• _Do this_: Count every line in the following entries where the word "Enemies" appears. Give the count alone.

··· Stored data ···

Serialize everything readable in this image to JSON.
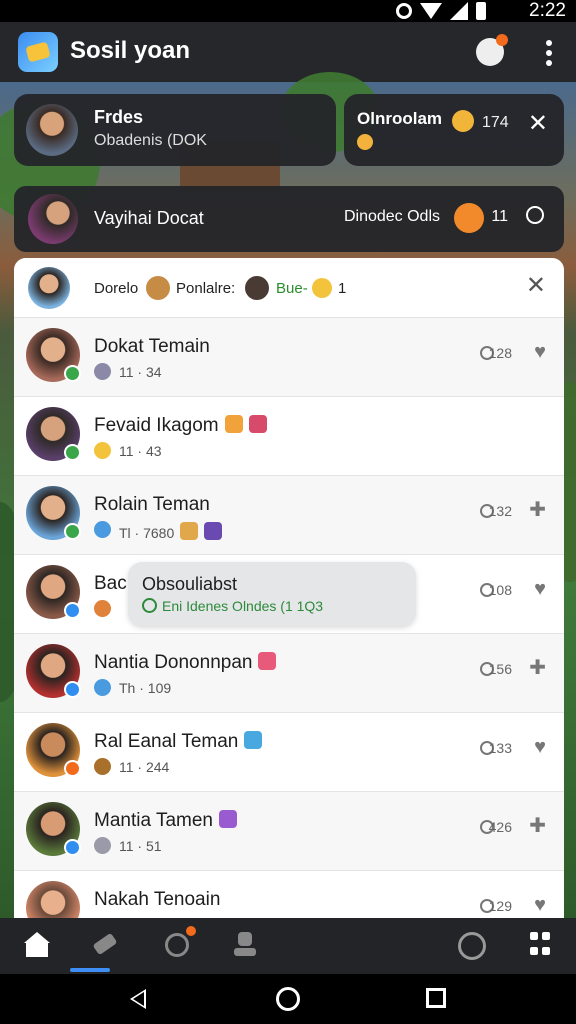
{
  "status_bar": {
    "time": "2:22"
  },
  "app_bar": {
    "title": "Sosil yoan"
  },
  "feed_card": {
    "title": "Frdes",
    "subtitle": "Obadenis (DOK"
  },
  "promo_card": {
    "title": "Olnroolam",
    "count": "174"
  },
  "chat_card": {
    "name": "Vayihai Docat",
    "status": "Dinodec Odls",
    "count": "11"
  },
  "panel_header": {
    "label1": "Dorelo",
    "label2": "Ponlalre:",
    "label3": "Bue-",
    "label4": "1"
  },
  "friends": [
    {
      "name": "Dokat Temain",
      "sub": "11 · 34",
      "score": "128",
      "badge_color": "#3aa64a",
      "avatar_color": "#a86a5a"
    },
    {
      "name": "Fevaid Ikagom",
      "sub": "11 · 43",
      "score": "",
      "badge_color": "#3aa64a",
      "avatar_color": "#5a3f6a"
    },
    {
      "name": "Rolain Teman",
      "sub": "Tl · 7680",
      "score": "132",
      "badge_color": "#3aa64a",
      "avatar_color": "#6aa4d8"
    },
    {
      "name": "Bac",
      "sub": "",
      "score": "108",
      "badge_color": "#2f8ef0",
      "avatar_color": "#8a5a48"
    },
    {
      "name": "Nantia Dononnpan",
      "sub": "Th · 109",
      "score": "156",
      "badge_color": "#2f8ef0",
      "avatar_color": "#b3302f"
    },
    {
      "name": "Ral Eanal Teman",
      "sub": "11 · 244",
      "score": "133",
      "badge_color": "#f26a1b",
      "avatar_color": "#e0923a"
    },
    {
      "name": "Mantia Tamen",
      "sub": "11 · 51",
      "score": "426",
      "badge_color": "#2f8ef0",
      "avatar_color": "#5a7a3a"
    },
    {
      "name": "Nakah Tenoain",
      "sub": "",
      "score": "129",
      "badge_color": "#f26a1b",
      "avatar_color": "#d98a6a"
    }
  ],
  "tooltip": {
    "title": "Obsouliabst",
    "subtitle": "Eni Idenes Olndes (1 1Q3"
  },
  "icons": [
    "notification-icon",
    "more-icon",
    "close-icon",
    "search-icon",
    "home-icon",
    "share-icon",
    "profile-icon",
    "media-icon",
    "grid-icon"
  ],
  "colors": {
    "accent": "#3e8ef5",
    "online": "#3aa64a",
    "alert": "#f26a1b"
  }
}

···
··· Stored data ···

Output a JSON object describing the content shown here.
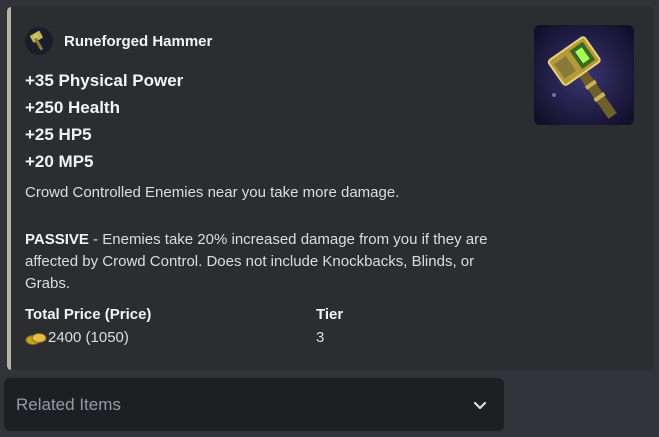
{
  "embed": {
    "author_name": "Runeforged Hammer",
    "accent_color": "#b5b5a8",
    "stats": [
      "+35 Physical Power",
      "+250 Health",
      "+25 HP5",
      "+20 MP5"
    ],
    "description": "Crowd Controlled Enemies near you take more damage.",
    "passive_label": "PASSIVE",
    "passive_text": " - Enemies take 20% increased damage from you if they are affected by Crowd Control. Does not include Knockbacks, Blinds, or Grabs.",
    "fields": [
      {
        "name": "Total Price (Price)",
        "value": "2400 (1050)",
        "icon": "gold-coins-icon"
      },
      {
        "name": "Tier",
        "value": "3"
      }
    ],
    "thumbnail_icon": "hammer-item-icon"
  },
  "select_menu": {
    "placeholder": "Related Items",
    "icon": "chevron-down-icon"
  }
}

···
··· Stored data ···

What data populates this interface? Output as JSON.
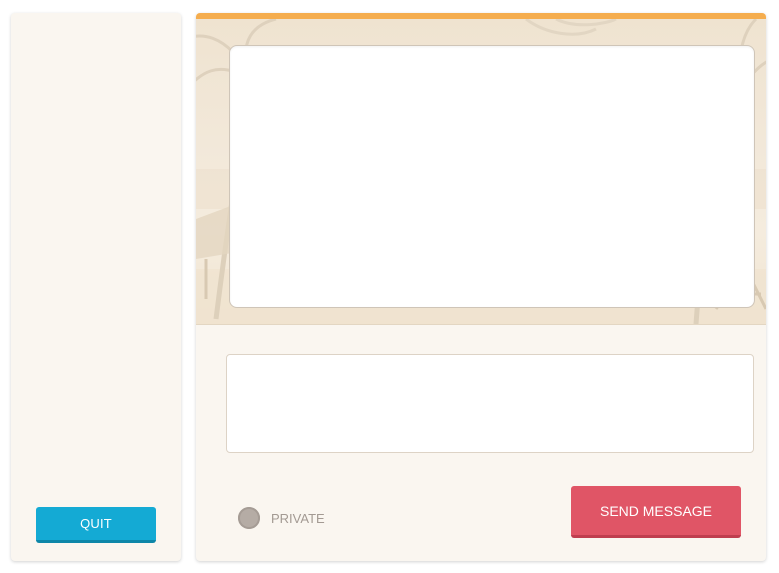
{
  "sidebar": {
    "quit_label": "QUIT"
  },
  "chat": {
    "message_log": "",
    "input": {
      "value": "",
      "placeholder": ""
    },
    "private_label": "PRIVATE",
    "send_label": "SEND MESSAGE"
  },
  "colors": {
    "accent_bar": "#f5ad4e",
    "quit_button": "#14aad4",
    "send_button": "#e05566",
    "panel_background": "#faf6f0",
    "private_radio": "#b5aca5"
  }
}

···

• _Task output_: 2